REQUIREMENT:
Drop the pictures, then extract the listing word for word.
START SUPPLIED INFORMATION
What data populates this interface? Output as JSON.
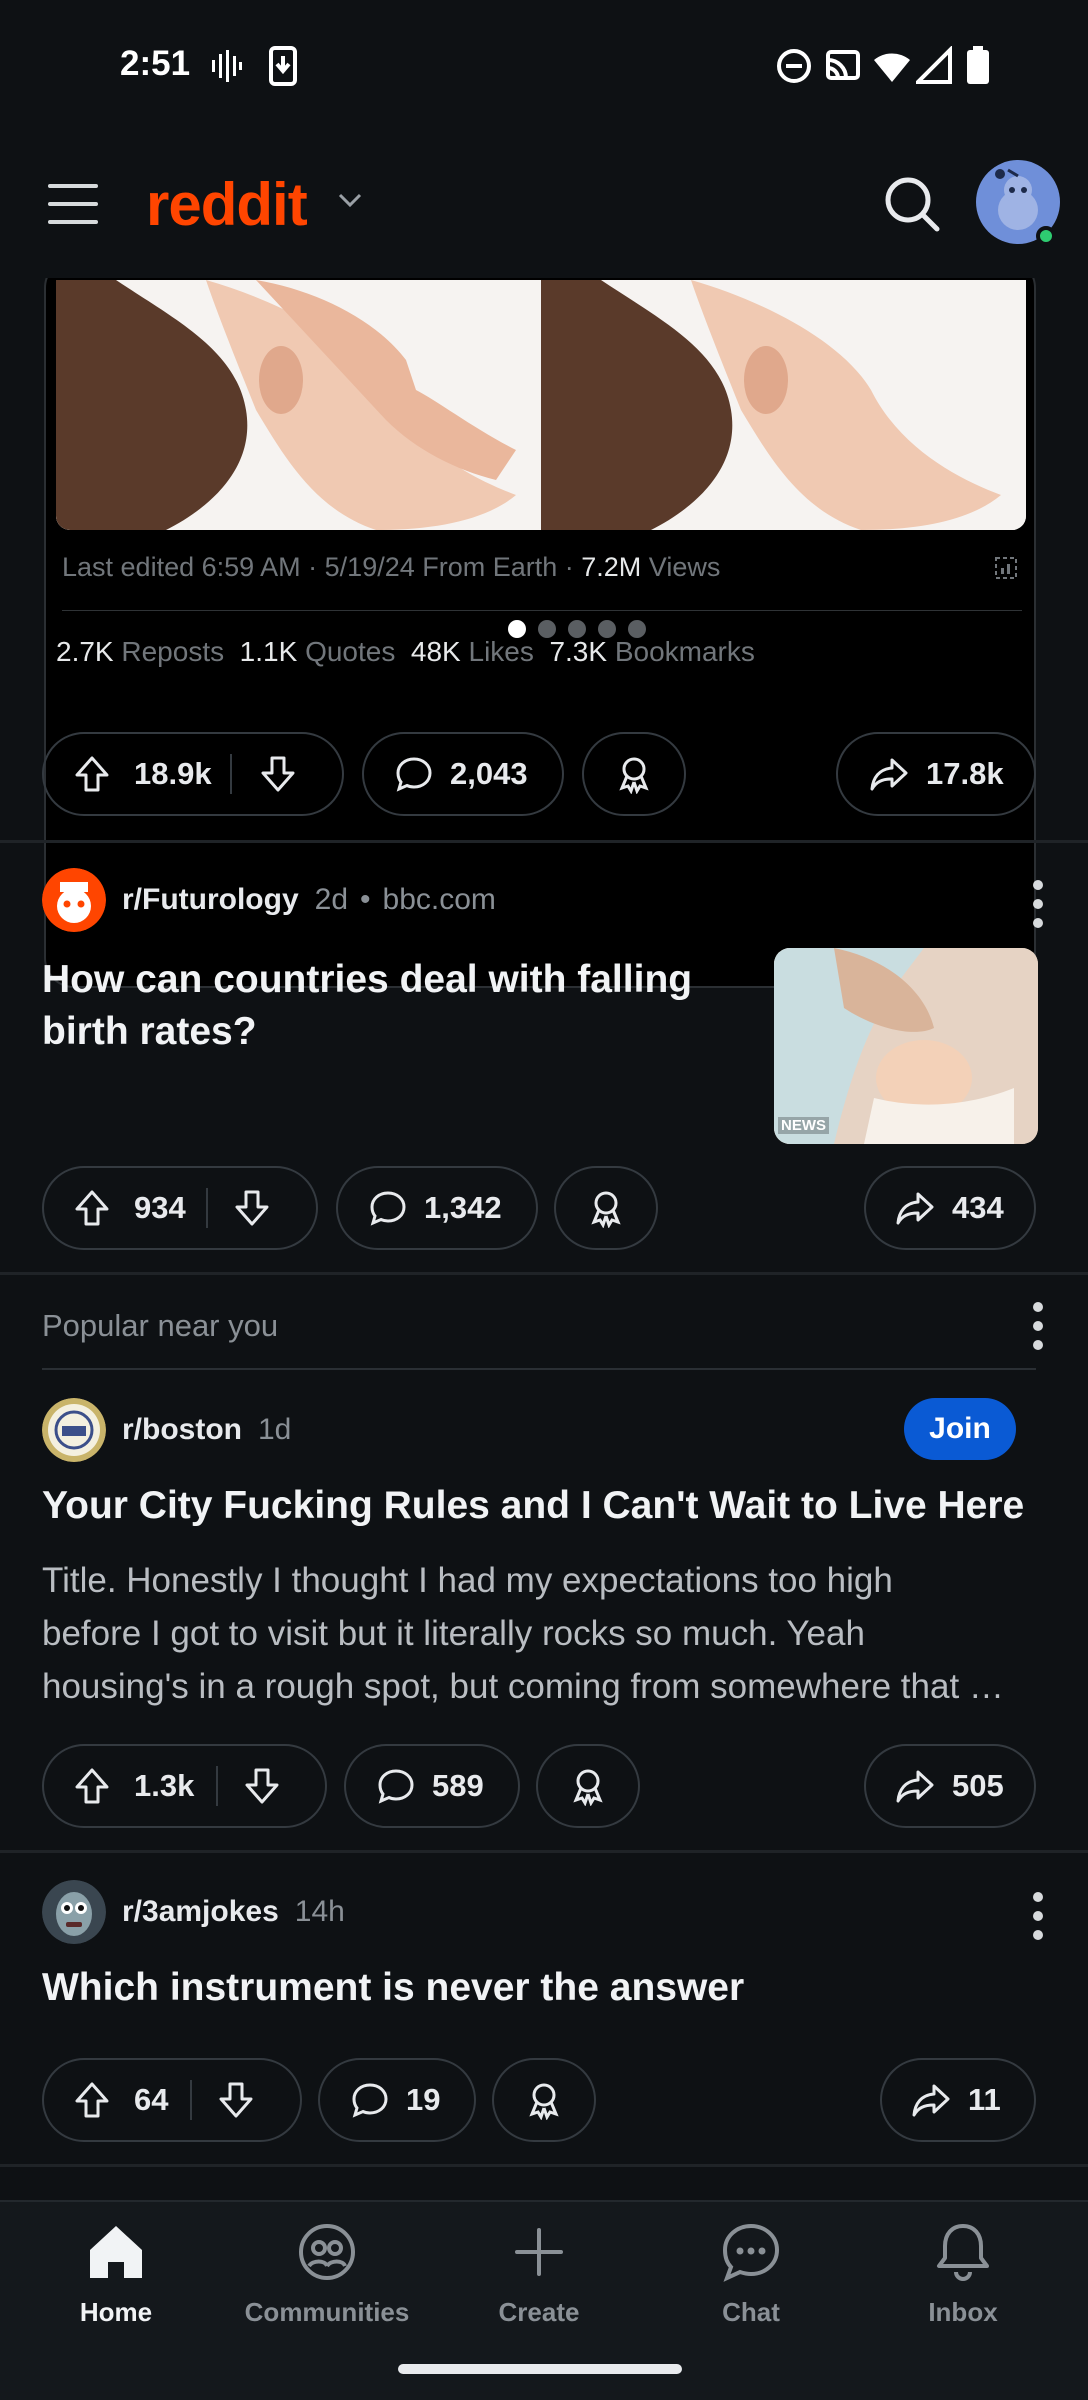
{
  "status_bar": {
    "time": "2:51"
  },
  "app_bar": {
    "logo": "reddit"
  },
  "embed": {
    "meta_prefix": "Last edited 6:59 AM · 5/19/24 From Earth · ",
    "views_count": "7.2M",
    "views_label": " Views",
    "stats": [
      {
        "count": "2.7K",
        "label": "Reposts"
      },
      {
        "count": "1.1K",
        "label": "Quotes"
      },
      {
        "count": "48K",
        "label": "Likes"
      },
      {
        "count": "7.3K",
        "label": "Bookmarks"
      }
    ]
  },
  "posts": [
    {
      "upvotes": "18.9k",
      "comments": "2,043",
      "shares": "17.8k"
    },
    {
      "subreddit": "r/Futurology",
      "age": "2d",
      "source": "bbc.com",
      "title_line1": "How can countries deal with falling",
      "title_line2": "birth rates?",
      "thumb_badge": "NEWS",
      "upvotes": "934",
      "comments": "1,342",
      "shares": "434"
    },
    {
      "section": "Popular near you",
      "subreddit": "r/boston",
      "age": "1d",
      "join_label": "Join",
      "title": "Your City Fucking Rules and I Can't Wait to Live Here",
      "body_line1": "Title. Honestly I thought I had my expectations too high",
      "body_line2": "before I got to visit but it literally rocks so much. Yeah",
      "body_line3": "housing's in a rough spot, but coming from somewhere that …",
      "upvotes": "1.3k",
      "comments": "589",
      "shares": "505"
    },
    {
      "subreddit": "r/3amjokes",
      "age": "14h",
      "title": "Which instrument is never the answer",
      "upvotes": "64",
      "comments": "19",
      "shares": "11"
    }
  ],
  "bottom_nav": [
    {
      "label": "Home",
      "icon": "home-icon",
      "active": true
    },
    {
      "label": "Communities",
      "icon": "communities-icon"
    },
    {
      "label": "Create",
      "icon": "plus-icon"
    },
    {
      "label": "Chat",
      "icon": "chat-icon"
    },
    {
      "label": "Inbox",
      "icon": "bell-icon"
    }
  ],
  "colors": {
    "accent": "#ff4500",
    "join": "#0a5ad4",
    "background": "#0e1114"
  }
}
END SUPPLIED INFORMATION
FINAL RESULT:
What data populates this interface? Output as JSON.
{
  "status_bar": {
    "time": "2:51"
  },
  "app_bar": {
    "logo": "reddit"
  },
  "embed": {
    "meta_prefix": "Last edited 6:59 AM · 5/19/24 From Earth · ",
    "views_count": "7.2M",
    "views_label": " Views",
    "stats": [
      {
        "count": "2.7K",
        "label": "Reposts"
      },
      {
        "count": "1.1K",
        "label": "Quotes"
      },
      {
        "count": "48K",
        "label": "Likes"
      },
      {
        "count": "7.3K",
        "label": "Bookmarks"
      }
    ]
  },
  "posts": [
    {
      "upvotes": "18.9k",
      "comments": "2,043",
      "shares": "17.8k"
    },
    {
      "subreddit": "r/Futurology",
      "age": "2d",
      "source": "bbc.com",
      "title_line1": "How can countries deal with falling",
      "title_line2": "birth rates?",
      "thumb_badge": "NEWS",
      "upvotes": "934",
      "comments": "1,342",
      "shares": "434"
    },
    {
      "section": "Popular near you",
      "subreddit": "r/boston",
      "age": "1d",
      "join_label": "Join",
      "title": "Your City Fucking Rules and I Can't Wait to Live Here",
      "body_line1": "Title. Honestly I thought I had my expectations too high",
      "body_line2": "before I got to visit but it literally rocks so much. Yeah",
      "body_line3": "housing's in a rough spot, but coming from somewhere that …",
      "upvotes": "1.3k",
      "comments": "589",
      "shares": "505"
    },
    {
      "subreddit": "r/3amjokes",
      "age": "14h",
      "title": "Which instrument is never the answer",
      "upvotes": "64",
      "comments": "19",
      "shares": "11"
    }
  ],
  "bottom_nav": [
    {
      "label": "Home",
      "icon": "home-icon",
      "active": true
    },
    {
      "label": "Communities",
      "icon": "communities-icon"
    },
    {
      "label": "Create",
      "icon": "plus-icon"
    },
    {
      "label": "Chat",
      "icon": "chat-icon"
    },
    {
      "label": "Inbox",
      "icon": "bell-icon"
    }
  ],
  "colors": {
    "accent": "#ff4500",
    "join": "#0a5ad4",
    "background": "#0e1114"
  }
}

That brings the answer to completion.